Extracts from a graphics dataset:
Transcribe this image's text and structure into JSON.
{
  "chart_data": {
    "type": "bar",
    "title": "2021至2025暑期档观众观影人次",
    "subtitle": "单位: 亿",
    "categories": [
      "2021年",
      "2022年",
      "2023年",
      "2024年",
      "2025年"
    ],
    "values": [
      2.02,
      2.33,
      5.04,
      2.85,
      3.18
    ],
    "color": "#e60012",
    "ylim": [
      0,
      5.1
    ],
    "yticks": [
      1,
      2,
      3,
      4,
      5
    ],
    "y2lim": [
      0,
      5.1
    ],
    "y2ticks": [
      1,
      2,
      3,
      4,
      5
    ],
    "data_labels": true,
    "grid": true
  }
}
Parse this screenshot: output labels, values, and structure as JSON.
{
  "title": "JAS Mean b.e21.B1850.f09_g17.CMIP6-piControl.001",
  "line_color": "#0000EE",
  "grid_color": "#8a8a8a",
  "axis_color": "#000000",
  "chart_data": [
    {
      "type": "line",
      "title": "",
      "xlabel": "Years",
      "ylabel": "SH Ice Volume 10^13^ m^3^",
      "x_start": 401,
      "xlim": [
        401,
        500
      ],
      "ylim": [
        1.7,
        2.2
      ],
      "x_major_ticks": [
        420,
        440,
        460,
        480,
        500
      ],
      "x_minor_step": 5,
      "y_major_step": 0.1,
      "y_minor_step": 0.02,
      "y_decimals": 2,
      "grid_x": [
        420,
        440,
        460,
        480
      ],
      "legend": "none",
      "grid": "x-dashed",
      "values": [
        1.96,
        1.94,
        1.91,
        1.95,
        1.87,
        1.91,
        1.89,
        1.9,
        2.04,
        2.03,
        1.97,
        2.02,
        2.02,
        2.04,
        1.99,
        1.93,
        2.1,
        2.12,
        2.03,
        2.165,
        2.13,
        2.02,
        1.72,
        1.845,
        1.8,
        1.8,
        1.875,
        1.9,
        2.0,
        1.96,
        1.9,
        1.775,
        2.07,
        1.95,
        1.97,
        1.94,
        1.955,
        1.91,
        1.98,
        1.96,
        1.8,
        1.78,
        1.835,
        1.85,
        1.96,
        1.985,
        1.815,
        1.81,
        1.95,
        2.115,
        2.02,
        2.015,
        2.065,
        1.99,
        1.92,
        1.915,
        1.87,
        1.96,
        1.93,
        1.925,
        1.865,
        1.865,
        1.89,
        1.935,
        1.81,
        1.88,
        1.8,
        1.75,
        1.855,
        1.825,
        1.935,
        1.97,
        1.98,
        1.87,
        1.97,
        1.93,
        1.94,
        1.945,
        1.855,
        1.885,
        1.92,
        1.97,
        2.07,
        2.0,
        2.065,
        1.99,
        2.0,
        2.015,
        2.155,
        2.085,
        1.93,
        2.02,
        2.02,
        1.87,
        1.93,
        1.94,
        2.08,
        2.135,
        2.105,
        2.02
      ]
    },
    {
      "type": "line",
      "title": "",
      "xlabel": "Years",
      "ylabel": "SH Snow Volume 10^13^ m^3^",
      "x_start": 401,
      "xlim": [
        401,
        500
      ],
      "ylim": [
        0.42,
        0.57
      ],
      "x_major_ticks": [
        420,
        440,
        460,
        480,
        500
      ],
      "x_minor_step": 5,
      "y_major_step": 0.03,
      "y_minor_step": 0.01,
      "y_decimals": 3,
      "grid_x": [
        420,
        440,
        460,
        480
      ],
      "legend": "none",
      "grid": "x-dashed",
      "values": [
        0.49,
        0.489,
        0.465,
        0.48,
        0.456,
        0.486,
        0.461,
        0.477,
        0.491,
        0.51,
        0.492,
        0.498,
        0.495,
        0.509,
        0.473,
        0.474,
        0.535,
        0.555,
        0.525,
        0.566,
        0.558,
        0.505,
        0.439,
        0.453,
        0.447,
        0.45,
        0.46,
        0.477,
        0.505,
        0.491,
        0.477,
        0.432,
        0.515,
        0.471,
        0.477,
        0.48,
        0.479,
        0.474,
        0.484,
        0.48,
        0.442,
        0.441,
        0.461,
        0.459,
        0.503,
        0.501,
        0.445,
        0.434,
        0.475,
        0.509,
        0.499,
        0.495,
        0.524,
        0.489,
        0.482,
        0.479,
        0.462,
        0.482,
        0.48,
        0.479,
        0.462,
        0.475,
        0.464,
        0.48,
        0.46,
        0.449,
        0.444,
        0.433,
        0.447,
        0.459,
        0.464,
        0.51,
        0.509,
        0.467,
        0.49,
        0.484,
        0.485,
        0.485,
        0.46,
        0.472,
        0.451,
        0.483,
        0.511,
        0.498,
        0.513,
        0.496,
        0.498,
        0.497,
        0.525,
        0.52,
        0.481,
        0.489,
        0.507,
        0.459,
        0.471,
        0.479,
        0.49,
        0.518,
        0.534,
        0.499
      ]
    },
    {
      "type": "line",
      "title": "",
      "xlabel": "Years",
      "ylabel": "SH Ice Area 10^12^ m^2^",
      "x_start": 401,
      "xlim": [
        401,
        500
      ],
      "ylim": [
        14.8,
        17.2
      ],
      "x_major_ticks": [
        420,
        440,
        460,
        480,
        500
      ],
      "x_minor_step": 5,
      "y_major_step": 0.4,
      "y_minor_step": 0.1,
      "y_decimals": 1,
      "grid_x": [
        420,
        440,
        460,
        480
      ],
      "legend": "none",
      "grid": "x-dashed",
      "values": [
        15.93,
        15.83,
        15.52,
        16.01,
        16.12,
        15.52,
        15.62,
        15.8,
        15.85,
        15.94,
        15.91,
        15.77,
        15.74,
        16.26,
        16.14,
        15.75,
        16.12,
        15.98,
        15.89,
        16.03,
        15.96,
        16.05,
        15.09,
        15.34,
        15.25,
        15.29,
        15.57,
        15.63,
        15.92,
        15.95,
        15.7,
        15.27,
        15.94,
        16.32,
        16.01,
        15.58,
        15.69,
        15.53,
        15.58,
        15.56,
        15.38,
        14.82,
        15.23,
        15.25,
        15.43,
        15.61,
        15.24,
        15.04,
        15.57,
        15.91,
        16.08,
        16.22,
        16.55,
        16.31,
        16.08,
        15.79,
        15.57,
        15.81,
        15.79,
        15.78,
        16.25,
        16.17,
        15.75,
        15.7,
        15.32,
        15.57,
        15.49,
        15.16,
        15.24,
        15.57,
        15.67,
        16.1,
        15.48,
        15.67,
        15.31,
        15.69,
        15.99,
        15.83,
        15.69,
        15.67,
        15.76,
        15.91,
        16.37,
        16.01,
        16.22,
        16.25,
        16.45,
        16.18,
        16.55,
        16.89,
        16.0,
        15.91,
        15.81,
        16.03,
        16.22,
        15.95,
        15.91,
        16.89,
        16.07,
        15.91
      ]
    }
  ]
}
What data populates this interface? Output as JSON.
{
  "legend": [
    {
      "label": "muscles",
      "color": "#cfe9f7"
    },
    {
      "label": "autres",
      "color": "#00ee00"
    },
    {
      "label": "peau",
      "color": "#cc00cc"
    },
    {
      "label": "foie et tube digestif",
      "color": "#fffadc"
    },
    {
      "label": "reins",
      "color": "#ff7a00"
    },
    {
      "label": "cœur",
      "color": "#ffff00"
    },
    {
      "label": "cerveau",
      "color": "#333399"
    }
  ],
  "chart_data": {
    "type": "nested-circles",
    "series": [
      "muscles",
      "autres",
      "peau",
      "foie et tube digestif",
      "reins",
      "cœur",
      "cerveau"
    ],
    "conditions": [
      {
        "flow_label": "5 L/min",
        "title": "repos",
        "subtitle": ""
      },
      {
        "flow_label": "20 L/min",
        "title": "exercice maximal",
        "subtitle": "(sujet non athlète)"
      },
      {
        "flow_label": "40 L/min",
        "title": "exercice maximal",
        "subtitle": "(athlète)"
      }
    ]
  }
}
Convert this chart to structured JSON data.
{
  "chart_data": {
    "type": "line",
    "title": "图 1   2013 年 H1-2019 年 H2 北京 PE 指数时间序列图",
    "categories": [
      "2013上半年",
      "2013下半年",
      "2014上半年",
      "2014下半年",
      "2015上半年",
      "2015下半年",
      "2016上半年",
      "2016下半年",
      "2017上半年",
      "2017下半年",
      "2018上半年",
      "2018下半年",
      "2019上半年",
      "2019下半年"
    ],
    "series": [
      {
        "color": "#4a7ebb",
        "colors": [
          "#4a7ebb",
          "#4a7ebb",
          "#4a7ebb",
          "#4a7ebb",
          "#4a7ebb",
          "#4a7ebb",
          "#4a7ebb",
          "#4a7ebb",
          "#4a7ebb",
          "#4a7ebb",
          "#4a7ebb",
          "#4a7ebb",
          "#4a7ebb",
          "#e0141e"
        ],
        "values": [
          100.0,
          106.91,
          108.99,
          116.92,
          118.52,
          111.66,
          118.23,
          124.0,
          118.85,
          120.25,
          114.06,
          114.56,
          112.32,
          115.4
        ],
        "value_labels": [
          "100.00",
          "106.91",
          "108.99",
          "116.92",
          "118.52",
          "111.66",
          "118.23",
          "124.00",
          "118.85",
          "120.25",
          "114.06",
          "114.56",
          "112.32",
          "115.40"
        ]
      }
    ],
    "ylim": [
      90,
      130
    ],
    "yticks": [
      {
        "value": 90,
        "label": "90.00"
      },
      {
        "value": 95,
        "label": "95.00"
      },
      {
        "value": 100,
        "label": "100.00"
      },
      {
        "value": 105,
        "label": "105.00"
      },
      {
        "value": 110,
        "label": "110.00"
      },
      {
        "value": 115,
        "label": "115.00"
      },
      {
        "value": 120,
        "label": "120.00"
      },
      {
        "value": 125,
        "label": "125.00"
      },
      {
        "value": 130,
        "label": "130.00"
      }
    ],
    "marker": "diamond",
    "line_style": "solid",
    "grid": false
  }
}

- [BRIEF]:
Copy each line of the records that contains the word "tube".

- [RESULT OF THE TASK]:
      "label": "foie et tube digestif",
      "foie et tube digestif",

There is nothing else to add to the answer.